▶ Records provided:

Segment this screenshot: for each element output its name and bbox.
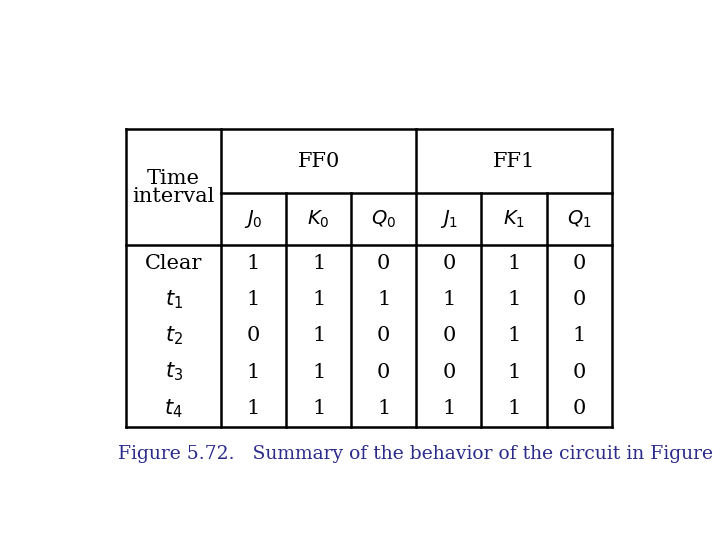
Text: 0: 0 <box>572 254 586 273</box>
Text: 0: 0 <box>442 363 456 382</box>
Text: 1: 1 <box>508 399 521 418</box>
Text: Figure 5.72.   Summary of the behavior of the circuit in Figure 5.71.: Figure 5.72. Summary of the behavior of … <box>118 444 720 463</box>
Text: 1: 1 <box>442 290 456 309</box>
Text: 1: 1 <box>247 254 260 273</box>
Text: 1: 1 <box>508 363 521 382</box>
Text: 1: 1 <box>377 290 390 309</box>
Text: $t_1$: $t_1$ <box>165 288 183 311</box>
Text: 1: 1 <box>508 254 521 273</box>
Text: 0: 0 <box>572 363 586 382</box>
Text: 1: 1 <box>508 290 521 309</box>
Text: FF0: FF0 <box>297 152 340 171</box>
Text: 1: 1 <box>247 290 260 309</box>
Text: $Q_1$: $Q_1$ <box>567 208 592 230</box>
Text: $t_3$: $t_3$ <box>164 361 183 383</box>
Text: 1: 1 <box>312 254 325 273</box>
Text: 1: 1 <box>312 363 325 382</box>
Text: Time: Time <box>147 168 200 187</box>
Text: 0: 0 <box>442 254 456 273</box>
Text: 1: 1 <box>247 399 260 418</box>
Text: 1: 1 <box>442 399 456 418</box>
Text: $J_1$: $J_1$ <box>440 208 458 230</box>
Text: 1: 1 <box>312 326 325 346</box>
Text: $J_0$: $J_0$ <box>244 208 263 230</box>
Text: 1: 1 <box>377 399 390 418</box>
Text: interval: interval <box>132 187 215 206</box>
Text: 0: 0 <box>442 326 456 346</box>
Text: 1: 1 <box>572 326 586 346</box>
Text: $K_1$: $K_1$ <box>503 208 525 230</box>
Text: $t_2$: $t_2$ <box>165 325 183 347</box>
Text: 1: 1 <box>508 326 521 346</box>
Text: 0: 0 <box>247 326 260 346</box>
Text: 1: 1 <box>312 399 325 418</box>
Text: $K_0$: $K_0$ <box>307 208 330 230</box>
Text: $t_4$: $t_4$ <box>164 397 183 420</box>
Text: 0: 0 <box>377 254 390 273</box>
Text: 1: 1 <box>247 363 260 382</box>
Text: 0: 0 <box>572 290 586 309</box>
Text: Clear: Clear <box>145 254 202 273</box>
Text: $Q_0$: $Q_0$ <box>372 208 396 230</box>
Text: 0: 0 <box>377 326 390 346</box>
Text: 1: 1 <box>312 290 325 309</box>
Text: 0: 0 <box>572 399 586 418</box>
Text: 0: 0 <box>377 363 390 382</box>
Text: FF1: FF1 <box>493 152 535 171</box>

▶ Exercise instructions: Arrange every line of the records above as a numbered list, skipping any blank lines and leaving out the pictures.

▶ Response to this exercise:
1. Segment this screenshot: for each element output its name and bbox.
2. Text: 0: 0 <box>572 254 586 273</box>
3. Text: 0: 0 <box>442 363 456 382</box>
4. Text: 1: 1 <box>508 399 521 418</box>
5. Text: Figure 5.72.   Summary of the behavior of the circuit in Figure 5.71.: Figure 5.72. Summary of the behavior of … <box>118 444 720 463</box>
6. Text: 1: 1 <box>442 290 456 309</box>
7. Text: 1: 1 <box>247 254 260 273</box>
8. Text: 1: 1 <box>508 363 521 382</box>
9. Text: 1: 1 <box>377 290 390 309</box>
10. Text: $t_1$: $t_1$ <box>165 288 183 311</box>
11. Text: 1: 1 <box>508 254 521 273</box>
12. Text: 0: 0 <box>572 363 586 382</box>
13. Text: 1: 1 <box>508 290 521 309</box>
14. Text: FF0: FF0 <box>297 152 340 171</box>
15. Text: 1: 1 <box>247 290 260 309</box>
16. Text: $Q_1$: $Q_1$ <box>567 208 592 230</box>
17. Text: $t_3$: $t_3$ <box>164 361 183 383</box>
18. Text: 1: 1 <box>312 254 325 273</box>
19. Text: 1: 1 <box>312 363 325 382</box>
20. Text: Time: Time <box>147 168 200 187</box>
21. Text: 0: 0 <box>442 254 456 273</box>
22. Text: 1: 1 <box>247 399 260 418</box>
23. Text: 1: 1 <box>442 399 456 418</box>
24. Text: $J_1$: $J_1$ <box>440 208 458 230</box>
25. Text: 1: 1 <box>312 326 325 346</box>
26. Text: $J_0$: $J_0$ <box>244 208 263 230</box>
27. Text: 1: 1 <box>377 399 390 418</box>
28. Text: interval: interval <box>132 187 215 206</box>
29. Text: 0: 0 <box>442 326 456 346</box>
30. Text: 1: 1 <box>572 326 586 346</box>
31. Text: $K_1$: $K_1$ <box>503 208 525 230</box>
32. Text: $t_2$: $t_2$ <box>165 325 183 347</box>
33. Text: 1: 1 <box>508 326 521 346</box>
34. Text: 0: 0 <box>247 326 260 346</box>
35. Text: 1: 1 <box>312 399 325 418</box>
36. Text: $K_0$: $K_0$ <box>307 208 330 230</box>
37. Text: $t_4$: $t_4$ <box>164 397 183 420</box>
38. Text: 0: 0 <box>377 254 390 273</box>
39. Text: 1: 1 <box>247 363 260 382</box>
40. Text: 0: 0 <box>572 290 586 309</box>
41. Text: Clear: Clear <box>145 254 202 273</box>
42. Text: $Q_0$: $Q_0$ <box>372 208 396 230</box>
43. Text: 0: 0 <box>377 326 390 346</box>
44. Text: 1: 1 <box>312 290 325 309</box>
45. Text: 0: 0 <box>572 399 586 418</box>
46. Text: 0: 0 <box>377 363 390 382</box>
47. Text: FF1: FF1 <box>493 152 535 171</box>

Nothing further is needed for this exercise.